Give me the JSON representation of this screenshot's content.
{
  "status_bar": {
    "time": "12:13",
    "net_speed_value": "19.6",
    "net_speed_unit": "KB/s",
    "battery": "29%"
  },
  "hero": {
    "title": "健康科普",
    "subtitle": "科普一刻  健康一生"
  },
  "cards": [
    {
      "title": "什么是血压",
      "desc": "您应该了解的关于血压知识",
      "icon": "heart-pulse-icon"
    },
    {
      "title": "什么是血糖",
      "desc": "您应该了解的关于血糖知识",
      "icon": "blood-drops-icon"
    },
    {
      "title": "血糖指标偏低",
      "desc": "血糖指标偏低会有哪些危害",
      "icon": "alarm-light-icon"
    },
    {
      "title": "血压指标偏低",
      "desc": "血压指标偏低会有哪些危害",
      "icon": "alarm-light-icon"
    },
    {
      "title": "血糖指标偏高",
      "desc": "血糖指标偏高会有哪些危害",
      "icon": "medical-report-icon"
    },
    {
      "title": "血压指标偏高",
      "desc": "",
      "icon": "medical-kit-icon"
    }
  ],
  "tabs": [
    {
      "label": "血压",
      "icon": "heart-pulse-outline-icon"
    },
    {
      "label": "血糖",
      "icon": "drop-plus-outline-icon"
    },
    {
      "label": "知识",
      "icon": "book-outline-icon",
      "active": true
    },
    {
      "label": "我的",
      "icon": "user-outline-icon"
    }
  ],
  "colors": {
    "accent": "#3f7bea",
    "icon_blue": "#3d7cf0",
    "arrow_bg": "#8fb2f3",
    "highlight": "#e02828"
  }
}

━━━━━━━━━━━━━━━━

Return the lines above exactly, keeping every word.

Solution to this exercise -
Give me the JSON representation of this screenshot's content.
{
  "status_bar": {
    "time": "12:13",
    "net_speed_value": "19.6",
    "net_speed_unit": "KB/s",
    "battery": "29%"
  },
  "hero": {
    "title": "健康科普",
    "subtitle": "科普一刻  健康一生"
  },
  "cards": [
    {
      "title": "什么是血压",
      "desc": "您应该了解的关于血压知识",
      "icon": "heart-pulse-icon"
    },
    {
      "title": "什么是血糖",
      "desc": "您应该了解的关于血糖知识",
      "icon": "blood-drops-icon"
    },
    {
      "title": "血糖指标偏低",
      "desc": "血糖指标偏低会有哪些危害",
      "icon": "alarm-light-icon"
    },
    {
      "title": "血压指标偏低",
      "desc": "血压指标偏低会有哪些危害",
      "icon": "alarm-light-icon"
    },
    {
      "title": "血糖指标偏高",
      "desc": "血糖指标偏高会有哪些危害",
      "icon": "medical-report-icon"
    },
    {
      "title": "血压指标偏高",
      "desc": "",
      "icon": "medical-kit-icon"
    }
  ],
  "tabs": [
    {
      "label": "血压",
      "icon": "heart-pulse-outline-icon"
    },
    {
      "label": "血糖",
      "icon": "drop-plus-outline-icon"
    },
    {
      "label": "知识",
      "icon": "book-outline-icon",
      "active": true
    },
    {
      "label": "我的",
      "icon": "user-outline-icon"
    }
  ],
  "colors": {
    "accent": "#3f7bea",
    "icon_blue": "#3d7cf0",
    "arrow_bg": "#8fb2f3",
    "highlight": "#e02828"
  }
}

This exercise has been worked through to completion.